__Records supplied__
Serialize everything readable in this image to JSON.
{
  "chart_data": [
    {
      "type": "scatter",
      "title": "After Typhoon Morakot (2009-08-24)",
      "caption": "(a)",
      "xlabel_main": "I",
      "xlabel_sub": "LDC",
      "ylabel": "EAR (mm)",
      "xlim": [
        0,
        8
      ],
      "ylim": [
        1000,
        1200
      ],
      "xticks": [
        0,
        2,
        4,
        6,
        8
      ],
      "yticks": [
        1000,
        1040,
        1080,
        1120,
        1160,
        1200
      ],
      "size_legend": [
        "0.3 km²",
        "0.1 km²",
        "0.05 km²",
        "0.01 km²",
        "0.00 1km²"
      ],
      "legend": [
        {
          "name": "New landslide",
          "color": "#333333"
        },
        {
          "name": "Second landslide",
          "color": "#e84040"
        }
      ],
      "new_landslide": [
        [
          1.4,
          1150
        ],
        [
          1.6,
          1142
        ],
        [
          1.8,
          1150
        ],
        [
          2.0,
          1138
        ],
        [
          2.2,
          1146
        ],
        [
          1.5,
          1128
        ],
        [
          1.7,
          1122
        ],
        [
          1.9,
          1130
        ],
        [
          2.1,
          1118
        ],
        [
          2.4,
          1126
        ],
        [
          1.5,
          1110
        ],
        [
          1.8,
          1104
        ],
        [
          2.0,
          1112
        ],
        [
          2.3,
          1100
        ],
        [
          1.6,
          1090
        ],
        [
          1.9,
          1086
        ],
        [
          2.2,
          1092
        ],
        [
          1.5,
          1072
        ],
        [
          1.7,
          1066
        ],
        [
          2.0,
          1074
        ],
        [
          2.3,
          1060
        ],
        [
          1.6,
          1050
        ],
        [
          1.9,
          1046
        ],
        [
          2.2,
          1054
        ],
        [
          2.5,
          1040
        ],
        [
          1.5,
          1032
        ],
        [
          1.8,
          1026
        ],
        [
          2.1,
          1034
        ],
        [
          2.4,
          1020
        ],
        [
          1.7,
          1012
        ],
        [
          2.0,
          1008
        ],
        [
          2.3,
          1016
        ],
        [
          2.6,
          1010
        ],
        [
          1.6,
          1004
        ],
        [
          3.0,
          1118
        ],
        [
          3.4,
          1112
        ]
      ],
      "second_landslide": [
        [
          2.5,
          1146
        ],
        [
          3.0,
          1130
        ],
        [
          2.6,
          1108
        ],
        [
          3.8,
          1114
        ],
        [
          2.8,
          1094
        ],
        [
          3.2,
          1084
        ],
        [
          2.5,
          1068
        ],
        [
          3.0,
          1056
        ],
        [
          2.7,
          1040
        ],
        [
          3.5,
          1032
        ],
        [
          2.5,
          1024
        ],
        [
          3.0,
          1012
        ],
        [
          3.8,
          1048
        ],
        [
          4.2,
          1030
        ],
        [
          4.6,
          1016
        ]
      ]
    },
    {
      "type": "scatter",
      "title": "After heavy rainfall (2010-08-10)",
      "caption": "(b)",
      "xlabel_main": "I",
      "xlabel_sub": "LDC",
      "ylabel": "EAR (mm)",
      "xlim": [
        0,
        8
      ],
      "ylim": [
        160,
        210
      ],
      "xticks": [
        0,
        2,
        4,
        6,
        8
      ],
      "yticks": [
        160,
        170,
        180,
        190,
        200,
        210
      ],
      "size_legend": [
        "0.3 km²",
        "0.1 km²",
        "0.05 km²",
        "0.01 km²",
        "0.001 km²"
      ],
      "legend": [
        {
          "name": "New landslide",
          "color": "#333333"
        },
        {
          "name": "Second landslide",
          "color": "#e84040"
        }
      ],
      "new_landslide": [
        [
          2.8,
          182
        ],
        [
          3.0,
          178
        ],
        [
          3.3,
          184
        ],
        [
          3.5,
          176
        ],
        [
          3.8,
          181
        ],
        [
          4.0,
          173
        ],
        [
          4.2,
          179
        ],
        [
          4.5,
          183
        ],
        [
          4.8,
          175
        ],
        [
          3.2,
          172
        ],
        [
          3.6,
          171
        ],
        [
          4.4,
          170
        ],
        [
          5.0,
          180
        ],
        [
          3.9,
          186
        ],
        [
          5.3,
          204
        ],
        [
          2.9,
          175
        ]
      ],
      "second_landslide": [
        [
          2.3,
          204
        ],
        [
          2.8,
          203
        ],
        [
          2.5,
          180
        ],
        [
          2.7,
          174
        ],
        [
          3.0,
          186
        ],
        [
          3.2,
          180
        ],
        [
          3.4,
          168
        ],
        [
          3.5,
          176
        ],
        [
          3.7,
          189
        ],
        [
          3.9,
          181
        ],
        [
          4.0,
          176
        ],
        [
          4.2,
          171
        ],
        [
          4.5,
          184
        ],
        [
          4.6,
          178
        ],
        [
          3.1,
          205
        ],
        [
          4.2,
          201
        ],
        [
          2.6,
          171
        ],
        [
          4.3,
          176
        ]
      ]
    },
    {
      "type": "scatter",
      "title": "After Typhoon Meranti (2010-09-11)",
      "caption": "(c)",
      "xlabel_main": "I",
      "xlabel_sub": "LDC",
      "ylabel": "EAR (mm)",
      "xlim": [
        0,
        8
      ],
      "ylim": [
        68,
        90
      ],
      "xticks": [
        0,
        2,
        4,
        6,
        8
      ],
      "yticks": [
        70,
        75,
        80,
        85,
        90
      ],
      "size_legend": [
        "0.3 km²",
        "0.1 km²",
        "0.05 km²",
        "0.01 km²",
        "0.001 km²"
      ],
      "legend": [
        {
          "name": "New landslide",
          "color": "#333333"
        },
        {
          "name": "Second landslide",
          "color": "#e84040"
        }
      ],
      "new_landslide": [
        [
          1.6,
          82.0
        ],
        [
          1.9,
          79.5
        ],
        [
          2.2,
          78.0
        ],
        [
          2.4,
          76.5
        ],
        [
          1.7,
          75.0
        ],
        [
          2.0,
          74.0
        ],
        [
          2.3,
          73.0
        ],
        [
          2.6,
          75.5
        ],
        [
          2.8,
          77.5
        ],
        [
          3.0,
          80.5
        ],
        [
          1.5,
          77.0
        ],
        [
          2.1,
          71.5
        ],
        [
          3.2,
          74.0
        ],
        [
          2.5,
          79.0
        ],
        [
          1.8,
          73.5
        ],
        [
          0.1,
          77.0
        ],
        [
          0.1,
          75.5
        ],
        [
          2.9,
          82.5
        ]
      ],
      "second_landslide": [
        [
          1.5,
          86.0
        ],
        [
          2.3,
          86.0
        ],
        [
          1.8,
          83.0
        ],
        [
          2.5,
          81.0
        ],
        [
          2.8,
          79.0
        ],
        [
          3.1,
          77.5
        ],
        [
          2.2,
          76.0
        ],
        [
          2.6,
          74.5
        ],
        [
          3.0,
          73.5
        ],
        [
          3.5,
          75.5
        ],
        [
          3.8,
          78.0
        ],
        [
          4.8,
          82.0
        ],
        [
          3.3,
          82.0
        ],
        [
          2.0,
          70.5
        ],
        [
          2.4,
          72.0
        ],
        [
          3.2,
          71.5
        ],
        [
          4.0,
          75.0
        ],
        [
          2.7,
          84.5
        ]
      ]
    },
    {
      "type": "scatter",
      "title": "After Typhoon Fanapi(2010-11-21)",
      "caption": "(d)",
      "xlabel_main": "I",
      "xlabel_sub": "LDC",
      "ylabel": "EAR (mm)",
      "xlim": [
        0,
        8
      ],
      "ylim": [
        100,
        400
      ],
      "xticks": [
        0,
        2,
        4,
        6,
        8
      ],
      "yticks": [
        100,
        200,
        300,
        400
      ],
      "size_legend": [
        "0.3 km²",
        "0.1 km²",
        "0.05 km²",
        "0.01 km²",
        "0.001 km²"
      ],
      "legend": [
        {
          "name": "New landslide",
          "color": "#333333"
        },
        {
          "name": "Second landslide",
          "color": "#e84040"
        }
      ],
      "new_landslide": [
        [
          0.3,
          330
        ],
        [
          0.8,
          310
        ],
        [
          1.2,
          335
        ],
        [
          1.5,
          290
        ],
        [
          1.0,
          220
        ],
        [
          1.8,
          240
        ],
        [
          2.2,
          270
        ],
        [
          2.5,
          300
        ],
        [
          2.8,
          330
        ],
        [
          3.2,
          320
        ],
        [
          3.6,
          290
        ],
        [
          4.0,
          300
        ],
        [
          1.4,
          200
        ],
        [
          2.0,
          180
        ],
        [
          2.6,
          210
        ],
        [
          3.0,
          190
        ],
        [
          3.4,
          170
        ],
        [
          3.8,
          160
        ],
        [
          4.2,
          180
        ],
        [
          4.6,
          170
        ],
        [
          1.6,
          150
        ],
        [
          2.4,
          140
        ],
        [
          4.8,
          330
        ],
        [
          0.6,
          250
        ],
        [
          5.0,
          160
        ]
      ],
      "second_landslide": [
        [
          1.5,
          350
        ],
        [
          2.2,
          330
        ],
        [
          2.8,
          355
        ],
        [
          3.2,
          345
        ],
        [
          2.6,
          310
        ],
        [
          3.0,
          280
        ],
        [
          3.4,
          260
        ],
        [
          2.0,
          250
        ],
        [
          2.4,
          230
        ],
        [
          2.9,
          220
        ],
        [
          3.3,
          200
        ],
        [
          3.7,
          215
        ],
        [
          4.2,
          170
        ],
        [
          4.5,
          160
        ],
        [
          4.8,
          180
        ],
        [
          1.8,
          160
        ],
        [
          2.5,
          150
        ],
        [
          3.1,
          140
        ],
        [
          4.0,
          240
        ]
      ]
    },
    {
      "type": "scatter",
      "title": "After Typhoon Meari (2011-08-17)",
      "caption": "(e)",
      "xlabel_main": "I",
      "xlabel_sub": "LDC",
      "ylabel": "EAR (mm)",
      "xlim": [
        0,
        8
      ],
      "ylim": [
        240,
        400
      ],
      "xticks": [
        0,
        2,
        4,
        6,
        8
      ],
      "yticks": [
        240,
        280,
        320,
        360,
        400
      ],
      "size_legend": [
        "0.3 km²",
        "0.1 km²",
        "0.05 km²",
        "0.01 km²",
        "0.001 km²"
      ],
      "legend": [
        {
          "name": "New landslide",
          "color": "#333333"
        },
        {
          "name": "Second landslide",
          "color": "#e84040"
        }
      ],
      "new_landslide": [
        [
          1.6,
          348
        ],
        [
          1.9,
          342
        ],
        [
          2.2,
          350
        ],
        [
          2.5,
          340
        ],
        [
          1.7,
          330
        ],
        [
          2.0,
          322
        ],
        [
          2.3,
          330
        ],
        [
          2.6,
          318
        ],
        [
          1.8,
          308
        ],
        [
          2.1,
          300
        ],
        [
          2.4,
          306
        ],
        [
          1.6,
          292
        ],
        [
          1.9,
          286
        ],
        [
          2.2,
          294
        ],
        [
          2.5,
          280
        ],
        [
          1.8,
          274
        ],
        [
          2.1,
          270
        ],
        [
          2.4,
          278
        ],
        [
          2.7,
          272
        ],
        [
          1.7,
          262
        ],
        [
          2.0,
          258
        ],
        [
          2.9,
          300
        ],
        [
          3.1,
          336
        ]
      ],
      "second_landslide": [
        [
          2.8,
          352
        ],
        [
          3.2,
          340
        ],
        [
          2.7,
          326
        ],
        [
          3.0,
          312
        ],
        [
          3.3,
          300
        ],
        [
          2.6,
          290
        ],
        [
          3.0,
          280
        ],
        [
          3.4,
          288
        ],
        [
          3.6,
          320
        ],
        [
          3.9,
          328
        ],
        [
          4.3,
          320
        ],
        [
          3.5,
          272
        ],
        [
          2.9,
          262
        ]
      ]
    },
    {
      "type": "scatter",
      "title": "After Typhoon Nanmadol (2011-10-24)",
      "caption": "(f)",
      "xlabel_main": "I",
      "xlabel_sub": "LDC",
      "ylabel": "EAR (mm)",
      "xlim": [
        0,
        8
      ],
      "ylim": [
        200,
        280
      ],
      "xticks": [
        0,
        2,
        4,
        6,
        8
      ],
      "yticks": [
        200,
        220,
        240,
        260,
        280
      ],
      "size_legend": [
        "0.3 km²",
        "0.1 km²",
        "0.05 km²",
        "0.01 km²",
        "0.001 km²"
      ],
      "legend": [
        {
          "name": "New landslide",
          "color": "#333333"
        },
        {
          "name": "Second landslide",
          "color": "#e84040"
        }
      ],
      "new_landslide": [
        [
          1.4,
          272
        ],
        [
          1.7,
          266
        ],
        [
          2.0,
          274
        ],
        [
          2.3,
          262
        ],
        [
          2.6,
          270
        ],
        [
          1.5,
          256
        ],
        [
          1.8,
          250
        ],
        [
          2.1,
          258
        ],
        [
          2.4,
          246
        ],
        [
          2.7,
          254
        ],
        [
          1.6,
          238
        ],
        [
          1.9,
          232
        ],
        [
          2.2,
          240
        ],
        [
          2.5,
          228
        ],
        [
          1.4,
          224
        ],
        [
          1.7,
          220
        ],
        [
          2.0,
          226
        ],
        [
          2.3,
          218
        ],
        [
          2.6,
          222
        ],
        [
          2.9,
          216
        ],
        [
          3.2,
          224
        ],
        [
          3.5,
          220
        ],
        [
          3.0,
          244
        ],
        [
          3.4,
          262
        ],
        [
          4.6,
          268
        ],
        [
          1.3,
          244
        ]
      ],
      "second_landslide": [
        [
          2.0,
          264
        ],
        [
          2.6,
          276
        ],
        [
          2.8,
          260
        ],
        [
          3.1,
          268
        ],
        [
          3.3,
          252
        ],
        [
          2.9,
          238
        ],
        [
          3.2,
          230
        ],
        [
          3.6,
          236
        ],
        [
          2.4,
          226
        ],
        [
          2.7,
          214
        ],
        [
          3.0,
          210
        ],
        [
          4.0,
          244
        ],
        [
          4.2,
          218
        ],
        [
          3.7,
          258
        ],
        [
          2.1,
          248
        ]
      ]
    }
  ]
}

__Aim of the task__
Your answer should be a single number: the count of lines in the material above that contain "caption".

__Response to the task__
6